### TASK TO COMPLETE
All the data should be repeated exactly. Any image in it is left out.

### TASK DATA
+ + + + + + +

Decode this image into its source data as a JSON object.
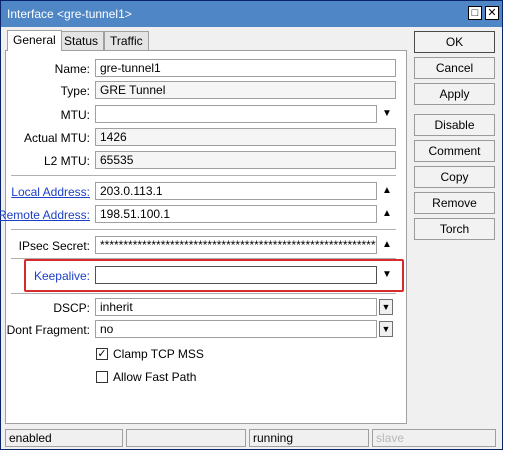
{
  "window": {
    "title": "Interface <gre-tunnel1>"
  },
  "tabs": [
    "General",
    "Status",
    "Traffic"
  ],
  "fields": {
    "name": {
      "label": "Name:",
      "value": "gre-tunnel1"
    },
    "type": {
      "label": "Type:",
      "value": "GRE Tunnel"
    },
    "mtu": {
      "label": "MTU:",
      "value": ""
    },
    "actual_mtu": {
      "label": "Actual MTU:",
      "value": "1426"
    },
    "l2_mtu": {
      "label": "L2 MTU:",
      "value": "65535"
    },
    "local_address": {
      "label": "Local Address:",
      "value": "203.0.113.1"
    },
    "remote_address": {
      "label": "Remote Address:",
      "value": "198.51.100.1"
    },
    "ipsec_secret": {
      "label": "IPsec Secret:",
      "value": "*************************************************************"
    },
    "keepalive": {
      "label": "Keepalive:",
      "value": ""
    },
    "dscp": {
      "label": "DSCP:",
      "value": "inherit"
    },
    "dont_fragment": {
      "label": "Dont Fragment:",
      "value": "no"
    }
  },
  "checkboxes": {
    "clamp_tcp_mss": {
      "label": "Clamp TCP MSS",
      "checked": true
    },
    "allow_fast_path": {
      "label": "Allow Fast Path",
      "checked": false
    }
  },
  "buttons": [
    "OK",
    "Cancel",
    "Apply",
    "Disable",
    "Comment",
    "Copy",
    "Remove",
    "Torch"
  ],
  "statusbar": [
    "enabled",
    "",
    "running",
    "slave"
  ],
  "icons": {
    "dropdown": "triangle-down-icon",
    "collapse": "triangle-up-icon",
    "window_restore": "restore-icon",
    "window_close": "close-icon"
  },
  "colors": {
    "titlebar": "#4f86c6",
    "label_link": "#1c3fc8",
    "highlight_box": "#d62b2b"
  }
}
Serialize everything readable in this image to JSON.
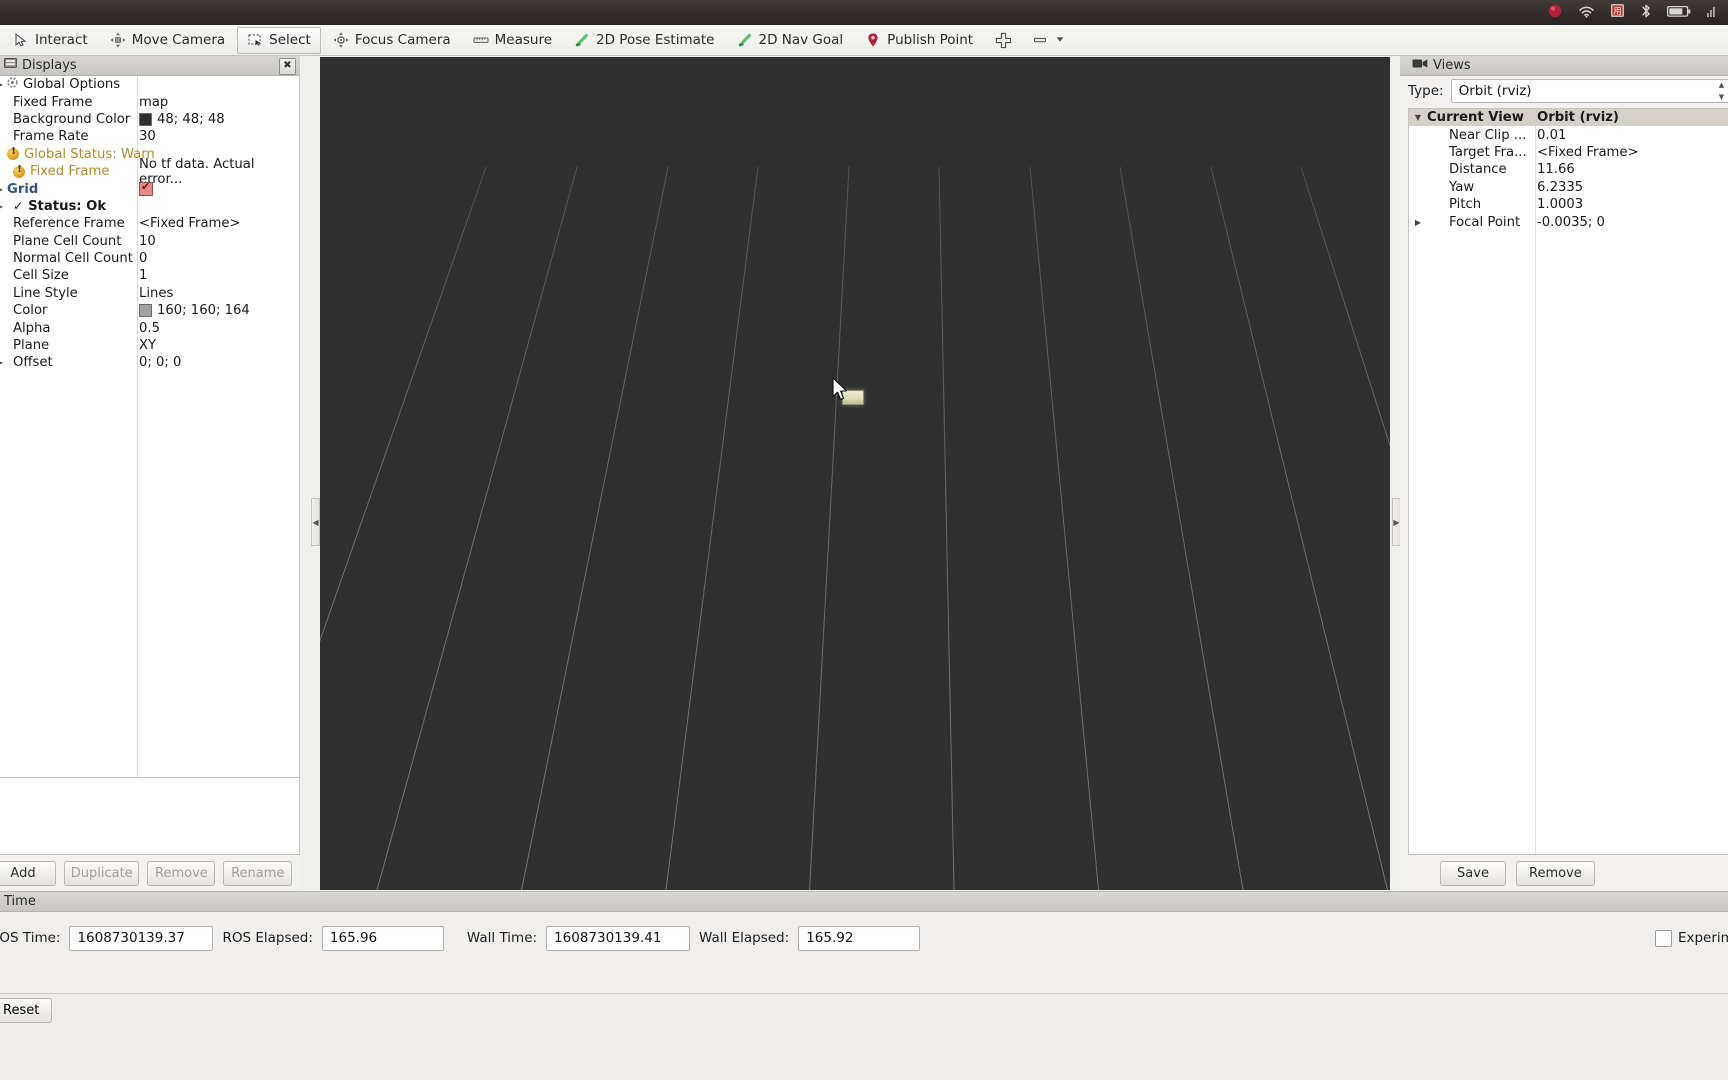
{
  "system_tray": {
    "icons": [
      "record-indicator-icon",
      "wifi-icon",
      "input-method-icon",
      "bluetooth-icon",
      "battery-icon",
      "volume-icon"
    ]
  },
  "toolbar": {
    "tools": [
      {
        "label": "Interact",
        "icon": "interact-icon",
        "active": false
      },
      {
        "label": "Move Camera",
        "icon": "move-camera-icon",
        "active": false
      },
      {
        "label": "Select",
        "icon": "select-icon",
        "active": true
      },
      {
        "label": "Focus Camera",
        "icon": "focus-camera-icon",
        "active": false
      },
      {
        "label": "Measure",
        "icon": "measure-icon",
        "active": false
      },
      {
        "label": "2D Pose Estimate",
        "icon": "pose-estimate-icon",
        "active": false
      },
      {
        "label": "2D Nav Goal",
        "icon": "nav-goal-icon",
        "active": false
      },
      {
        "label": "Publish Point",
        "icon": "publish-point-icon",
        "active": false
      }
    ],
    "add_tool_icon": "plus-icon",
    "remove_tool_icon": "minus-dropdown-icon"
  },
  "displays": {
    "title": "Displays",
    "title_icon": "displays-panel-icon",
    "close_icon": "close-icon",
    "rows": [
      {
        "name": "Global Options",
        "value": "",
        "icon": "global-options-icon",
        "expander": "▶",
        "indent": 0,
        "style": "plain"
      },
      {
        "name": "Fixed Frame",
        "value": "map",
        "expander": "",
        "indent": 1,
        "style": "plain"
      },
      {
        "name": "Background Color",
        "value": "48; 48; 48",
        "expander": "",
        "indent": 1,
        "style": "plain",
        "swatch": "#303030"
      },
      {
        "name": "Frame Rate",
        "value": "30",
        "expander": "",
        "indent": 1,
        "style": "plain"
      },
      {
        "name": "Global Status: Warn",
        "value": "",
        "expander": "",
        "indent": 0,
        "style": "warn",
        "badge": "warn"
      },
      {
        "name": "Fixed Frame",
        "value": "No tf data.  Actual error...",
        "expander": "",
        "indent": 1,
        "style": "warn",
        "badge": "warn"
      },
      {
        "name": "Grid",
        "value": "",
        "expander": "▶",
        "indent": 0,
        "style": "grid",
        "checkbox": true
      },
      {
        "name": "Status: Ok",
        "value": "",
        "expander": "▶",
        "indent": 1,
        "style": "bold",
        "badge": "ok"
      },
      {
        "name": "Reference Frame",
        "value": "<Fixed Frame>",
        "expander": "",
        "indent": 1,
        "style": "plain"
      },
      {
        "name": "Plane Cell Count",
        "value": "10",
        "expander": "",
        "indent": 1,
        "style": "plain"
      },
      {
        "name": "Normal Cell Count",
        "value": "0",
        "expander": "",
        "indent": 1,
        "style": "plain"
      },
      {
        "name": "Cell Size",
        "value": "1",
        "expander": "",
        "indent": 1,
        "style": "plain"
      },
      {
        "name": "Line Style",
        "value": "Lines",
        "expander": "",
        "indent": 1,
        "style": "plain"
      },
      {
        "name": "Color",
        "value": "160; 160; 164",
        "expander": "",
        "indent": 1,
        "style": "plain",
        "swatch": "#a0a0a4"
      },
      {
        "name": "Alpha",
        "value": "0.5",
        "expander": "",
        "indent": 1,
        "style": "plain"
      },
      {
        "name": "Plane",
        "value": "XY",
        "expander": "",
        "indent": 1,
        "style": "plain"
      },
      {
        "name": "Offset",
        "value": "0; 0; 0",
        "expander": "▶",
        "indent": 1,
        "style": "plain"
      }
    ],
    "buttons": [
      {
        "label": "Add",
        "enabled": true
      },
      {
        "label": "Duplicate",
        "enabled": false
      },
      {
        "label": "Remove",
        "enabled": false
      },
      {
        "label": "Rename",
        "enabled": false
      }
    ]
  },
  "views": {
    "title": "Views",
    "title_icon": "views-panel-icon",
    "type_label": "Type:",
    "type_value": "Orbit (rviz)",
    "rows": [
      {
        "name": "Current View",
        "value": "Orbit (rviz)",
        "expander": "▼",
        "selected": true
      },
      {
        "name": "Near Clip ...",
        "value": "0.01",
        "expander": "",
        "selected": false
      },
      {
        "name": "Target Fra...",
        "value": "<Fixed Frame>",
        "expander": "",
        "selected": false
      },
      {
        "name": "Distance",
        "value": "11.66",
        "expander": "",
        "selected": false
      },
      {
        "name": "Yaw",
        "value": "6.2335",
        "expander": "",
        "selected": false
      },
      {
        "name": "Pitch",
        "value": "1.0003",
        "expander": "",
        "selected": false
      },
      {
        "name": "Focal Point",
        "value": "-0.0035; 0",
        "expander": "▶",
        "selected": false
      }
    ],
    "buttons": [
      {
        "label": "Save"
      },
      {
        "label": "Remove"
      }
    ]
  },
  "viewport": {
    "background_color": "#303030",
    "grid_color": "#a0a0a4",
    "robot_marker_name": "robot-marker",
    "cursor_name": "mouse-cursor"
  },
  "time_panel": {
    "title": "Time",
    "fields": [
      {
        "label": "ROS Time:",
        "value": "1608730139.37",
        "width": "wide"
      },
      {
        "label": "ROS Elapsed:",
        "value": "165.96",
        "width": "mid"
      },
      {
        "label": "Wall Time:",
        "value": "1608730139.41",
        "width": "wide"
      },
      {
        "label": "Wall Elapsed:",
        "value": "165.92",
        "width": "mid"
      }
    ],
    "experimental_label": "Experimental",
    "reset_label": "Reset"
  },
  "colors": {
    "panel_bg": "#f2f1ef",
    "titlebar": "#cfcdc9",
    "viewport_bg": "#303030",
    "warn": "#b08a30",
    "grid_blue": "#34567c"
  }
}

+ + + + + + +

### ANSWER TO THIS PROBLEM
Decode this image into its source data as a JSON object.
{
  "window": {
    "title": "Interface <gre-tunnel1>"
  },
  "tabs": [
    "General",
    "Status",
    "Traffic"
  ],
  "fields": {
    "name": {
      "label": "Name:",
      "value": "gre-tunnel1"
    },
    "type": {
      "label": "Type:",
      "value": "GRE Tunnel"
    },
    "mtu": {
      "label": "MTU:",
      "value": ""
    },
    "actual_mtu": {
      "label": "Actual MTU:",
      "value": "1426"
    },
    "l2_mtu": {
      "label": "L2 MTU:",
      "value": "65535"
    },
    "local_address": {
      "label": "Local Address:",
      "value": "203.0.113.1"
    },
    "remote_address": {
      "label": "Remote Address:",
      "value": "198.51.100.1"
    },
    "ipsec_secret": {
      "label": "IPsec Secret:",
      "value": "*************************************************************"
    },
    "keepalive": {
      "label": "Keepalive:",
      "value": ""
    },
    "dscp": {
      "label": "DSCP:",
      "value": "inherit"
    },
    "dont_fragment": {
      "label": "Dont Fragment:",
      "value": "no"
    }
  },
  "checkboxes": {
    "clamp_tcp_mss": {
      "label": "Clamp TCP MSS",
      "checked": true
    },
    "allow_fast_path": {
      "label": "Allow Fast Path",
      "checked": false
    }
  },
  "buttons": [
    "OK",
    "Cancel",
    "Apply",
    "Disable",
    "Comment",
    "Copy",
    "Remove",
    "Torch"
  ],
  "statusbar": [
    "enabled",
    "",
    "running",
    "slave"
  ],
  "icons": {
    "dropdown": "triangle-down-icon",
    "collapse": "triangle-up-icon",
    "window_restore": "restore-icon",
    "window_close": "close-icon"
  },
  "colors": {
    "titlebar": "#4f86c6",
    "label_link": "#1c3fc8",
    "highlight_box": "#d62b2b"
  }
}
Serialize everything readable in this image to JSON.
{
  "system_tray": {
    "icons": [
      "record-indicator-icon",
      "wifi-icon",
      "input-method-icon",
      "bluetooth-icon",
      "battery-icon",
      "volume-icon"
    ]
  },
  "toolbar": {
    "tools": [
      {
        "label": "Interact",
        "icon": "interact-icon",
        "active": false
      },
      {
        "label": "Move Camera",
        "icon": "move-camera-icon",
        "active": false
      },
      {
        "label": "Select",
        "icon": "select-icon",
        "active": true
      },
      {
        "label": "Focus Camera",
        "icon": "focus-camera-icon",
        "active": false
      },
      {
        "label": "Measure",
        "icon": "measure-icon",
        "active": false
      },
      {
        "label": "2D Pose Estimate",
        "icon": "pose-estimate-icon",
        "active": false
      },
      {
        "label": "2D Nav Goal",
        "icon": "nav-goal-icon",
        "active": false
      },
      {
        "label": "Publish Point",
        "icon": "publish-point-icon",
        "active": false
      }
    ],
    "add_tool_icon": "plus-icon",
    "remove_tool_icon": "minus-dropdown-icon"
  },
  "displays": {
    "title": "Displays",
    "title_icon": "displays-panel-icon",
    "close_icon": "close-icon",
    "rows": [
      {
        "name": "Global Options",
        "value": "",
        "icon": "global-options-icon",
        "expander": "▶",
        "indent": 0,
        "style": "plain"
      },
      {
        "name": "Fixed Frame",
        "value": "map",
        "expander": "",
        "indent": 1,
        "style": "plain"
      },
      {
        "name": "Background Color",
        "value": "48; 48; 48",
        "expander": "",
        "indent": 1,
        "style": "plain",
        "swatch": "#303030"
      },
      {
        "name": "Frame Rate",
        "value": "30",
        "expander": "",
        "indent": 1,
        "style": "plain"
      },
      {
        "name": "Global Status: Warn",
        "value": "",
        "expander": "",
        "indent": 0,
        "style": "warn",
        "badge": "warn"
      },
      {
        "name": "Fixed Frame",
        "value": "No tf data.  Actual error...",
        "expander": "",
        "indent": 1,
        "style": "warn",
        "badge": "warn"
      },
      {
        "name": "Grid",
        "value": "",
        "expander": "▶",
        "indent": 0,
        "style": "grid",
        "checkbox": true
      },
      {
        "name": "Status: Ok",
        "value": "",
        "expander": "▶",
        "indent": 1,
        "style": "bold",
        "badge": "ok"
      },
      {
        "name": "Reference Frame",
        "value": "<Fixed Frame>",
        "expander": "",
        "indent": 1,
        "style": "plain"
      },
      {
        "name": "Plane Cell Count",
        "value": "10",
        "expander": "",
        "indent": 1,
        "style": "plain"
      },
      {
        "name": "Normal Cell Count",
        "value": "0",
        "expander": "",
        "indent": 1,
        "style": "plain"
      },
      {
        "name": "Cell Size",
        "value": "1",
        "expander": "",
        "indent": 1,
        "style": "plain"
      },
      {
        "name": "Line Style",
        "value": "Lines",
        "expander": "",
        "indent": 1,
        "style": "plain"
      },
      {
        "name": "Color",
        "value": "160; 160; 164",
        "expander": "",
        "indent": 1,
        "style": "plain",
        "swatch": "#a0a0a4"
      },
      {
        "name": "Alpha",
        "value": "0.5",
        "expander": "",
        "indent": 1,
        "style": "plain"
      },
      {
        "name": "Plane",
        "value": "XY",
        "expander": "",
        "indent": 1,
        "style": "plain"
      },
      {
        "name": "Offset",
        "value": "0; 0; 0",
        "expander": "▶",
        "indent": 1,
        "style": "plain"
      }
    ],
    "buttons": [
      {
        "label": "Add",
        "enabled": true
      },
      {
        "label": "Duplicate",
        "enabled": false
      },
      {
        "label": "Remove",
        "enabled": false
      },
      {
        "label": "Rename",
        "enabled": false
      }
    ]
  },
  "views": {
    "title": "Views",
    "title_icon": "views-panel-icon",
    "type_label": "Type:",
    "type_value": "Orbit (rviz)",
    "rows": [
      {
        "name": "Current View",
        "value": "Orbit (rviz)",
        "expander": "▼",
        "selected": true
      },
      {
        "name": "Near Clip ...",
        "value": "0.01",
        "expander": "",
        "selected": false
      },
      {
        "name": "Target Fra...",
        "value": "<Fixed Frame>",
        "expander": "",
        "selected": false
      },
      {
        "name": "Distance",
        "value": "11.66",
        "expander": "",
        "selected": false
      },
      {
        "name": "Yaw",
        "value": "6.2335",
        "expander": "",
        "selected": false
      },
      {
        "name": "Pitch",
        "value": "1.0003",
        "expander": "",
        "selected": false
      },
      {
        "name": "Focal Point",
        "value": "-0.0035; 0",
        "expander": "▶",
        "selected": false
      }
    ],
    "buttons": [
      {
        "label": "Save"
      },
      {
        "label": "Remove"
      }
    ]
  },
  "viewport": {
    "background_color": "#303030",
    "grid_color": "#a0a0a4",
    "robot_marker_name": "robot-marker",
    "cursor_name": "mouse-cursor"
  },
  "time_panel": {
    "title": "Time",
    "fields": [
      {
        "label": "ROS Time:",
        "value": "1608730139.37",
        "width": "wide"
      },
      {
        "label": "ROS Elapsed:",
        "value": "165.96",
        "width": "mid"
      },
      {
        "label": "Wall Time:",
        "value": "1608730139.41",
        "width": "wide"
      },
      {
        "label": "Wall Elapsed:",
        "value": "165.92",
        "width": "mid"
      }
    ],
    "experimental_label": "Experimental",
    "reset_label": "Reset"
  },
  "colors": {
    "panel_bg": "#f2f1ef",
    "titlebar": "#cfcdc9",
    "viewport_bg": "#303030",
    "warn": "#b08a30",
    "grid_blue": "#34567c"
  }
}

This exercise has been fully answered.